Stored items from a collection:
START

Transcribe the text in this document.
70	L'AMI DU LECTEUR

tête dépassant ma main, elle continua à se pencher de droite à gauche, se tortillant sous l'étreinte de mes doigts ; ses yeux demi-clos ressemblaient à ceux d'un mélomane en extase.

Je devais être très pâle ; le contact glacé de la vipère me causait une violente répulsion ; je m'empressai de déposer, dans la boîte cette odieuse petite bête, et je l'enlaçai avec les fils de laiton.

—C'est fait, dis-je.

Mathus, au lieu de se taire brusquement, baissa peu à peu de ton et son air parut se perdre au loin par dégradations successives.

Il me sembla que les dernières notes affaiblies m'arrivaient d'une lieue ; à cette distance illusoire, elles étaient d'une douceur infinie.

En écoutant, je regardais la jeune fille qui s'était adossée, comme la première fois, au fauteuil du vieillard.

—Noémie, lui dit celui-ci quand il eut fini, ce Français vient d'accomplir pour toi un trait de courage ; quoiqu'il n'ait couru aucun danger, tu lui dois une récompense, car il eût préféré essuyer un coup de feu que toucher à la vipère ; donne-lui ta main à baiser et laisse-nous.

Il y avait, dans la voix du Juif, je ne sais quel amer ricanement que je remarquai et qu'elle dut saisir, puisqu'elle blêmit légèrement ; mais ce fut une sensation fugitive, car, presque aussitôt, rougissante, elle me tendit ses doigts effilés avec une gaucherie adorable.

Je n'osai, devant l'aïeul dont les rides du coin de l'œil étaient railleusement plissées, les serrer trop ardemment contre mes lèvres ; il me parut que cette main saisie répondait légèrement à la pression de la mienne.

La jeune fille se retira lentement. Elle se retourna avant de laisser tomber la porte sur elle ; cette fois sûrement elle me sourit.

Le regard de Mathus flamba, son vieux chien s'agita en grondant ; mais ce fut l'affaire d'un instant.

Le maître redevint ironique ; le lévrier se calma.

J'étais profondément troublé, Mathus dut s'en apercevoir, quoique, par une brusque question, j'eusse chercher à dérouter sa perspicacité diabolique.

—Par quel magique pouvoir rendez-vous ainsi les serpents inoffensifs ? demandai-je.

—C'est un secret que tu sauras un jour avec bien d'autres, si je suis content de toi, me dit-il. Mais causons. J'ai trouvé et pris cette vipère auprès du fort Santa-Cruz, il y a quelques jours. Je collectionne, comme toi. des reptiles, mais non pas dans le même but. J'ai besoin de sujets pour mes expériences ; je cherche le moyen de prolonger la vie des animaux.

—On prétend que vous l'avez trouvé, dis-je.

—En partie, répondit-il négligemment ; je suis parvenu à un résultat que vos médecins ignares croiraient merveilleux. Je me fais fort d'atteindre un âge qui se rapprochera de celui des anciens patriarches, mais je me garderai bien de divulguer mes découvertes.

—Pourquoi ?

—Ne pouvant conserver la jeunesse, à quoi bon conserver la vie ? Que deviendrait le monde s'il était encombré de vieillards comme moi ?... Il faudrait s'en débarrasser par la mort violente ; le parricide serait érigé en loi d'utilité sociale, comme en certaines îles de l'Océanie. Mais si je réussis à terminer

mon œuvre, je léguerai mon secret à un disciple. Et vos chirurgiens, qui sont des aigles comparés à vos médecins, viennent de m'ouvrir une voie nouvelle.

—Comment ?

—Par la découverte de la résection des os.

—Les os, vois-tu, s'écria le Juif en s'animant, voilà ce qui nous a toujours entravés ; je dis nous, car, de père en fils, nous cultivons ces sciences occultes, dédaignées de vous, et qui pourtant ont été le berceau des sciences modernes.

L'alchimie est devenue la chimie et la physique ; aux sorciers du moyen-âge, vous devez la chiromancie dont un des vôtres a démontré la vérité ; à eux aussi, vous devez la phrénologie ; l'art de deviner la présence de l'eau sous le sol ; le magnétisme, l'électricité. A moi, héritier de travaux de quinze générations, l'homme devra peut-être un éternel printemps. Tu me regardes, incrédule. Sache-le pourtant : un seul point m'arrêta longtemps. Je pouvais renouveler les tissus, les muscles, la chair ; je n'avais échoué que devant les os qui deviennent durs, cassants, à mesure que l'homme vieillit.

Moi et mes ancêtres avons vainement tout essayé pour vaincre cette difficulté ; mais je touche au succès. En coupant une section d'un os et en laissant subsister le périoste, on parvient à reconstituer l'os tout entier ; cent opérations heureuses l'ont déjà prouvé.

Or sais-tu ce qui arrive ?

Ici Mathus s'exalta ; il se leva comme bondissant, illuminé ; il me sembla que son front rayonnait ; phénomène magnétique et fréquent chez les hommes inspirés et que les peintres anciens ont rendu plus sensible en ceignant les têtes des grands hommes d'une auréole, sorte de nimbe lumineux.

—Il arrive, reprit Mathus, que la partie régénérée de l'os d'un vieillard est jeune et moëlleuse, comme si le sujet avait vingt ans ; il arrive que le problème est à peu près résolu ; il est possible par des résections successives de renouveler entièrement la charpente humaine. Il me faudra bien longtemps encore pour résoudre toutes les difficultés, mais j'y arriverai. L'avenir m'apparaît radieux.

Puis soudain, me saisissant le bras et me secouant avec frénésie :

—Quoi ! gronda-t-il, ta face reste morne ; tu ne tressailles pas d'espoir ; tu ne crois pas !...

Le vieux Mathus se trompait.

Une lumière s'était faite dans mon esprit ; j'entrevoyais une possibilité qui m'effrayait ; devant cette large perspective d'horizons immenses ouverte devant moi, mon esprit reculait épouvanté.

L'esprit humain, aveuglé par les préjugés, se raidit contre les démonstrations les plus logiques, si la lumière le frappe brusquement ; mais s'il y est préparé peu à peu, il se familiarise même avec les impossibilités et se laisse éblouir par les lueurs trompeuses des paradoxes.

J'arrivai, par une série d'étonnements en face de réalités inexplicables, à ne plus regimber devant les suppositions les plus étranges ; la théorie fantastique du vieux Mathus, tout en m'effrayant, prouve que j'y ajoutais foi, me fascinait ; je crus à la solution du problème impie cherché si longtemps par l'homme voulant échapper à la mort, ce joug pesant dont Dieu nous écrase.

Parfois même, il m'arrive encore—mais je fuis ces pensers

END

## Request
Look through the listing and extract every line with "fille" in it.

## The output
En écoutant, je regardais la jeune fille qui s'était adossée, comme la première fois, au fauteuil du vieillard.
La jeune fille se retira lentement. Elle se retourna avant de laisser tomber la porte sur elle ; cette fois sûrement elle me sourit.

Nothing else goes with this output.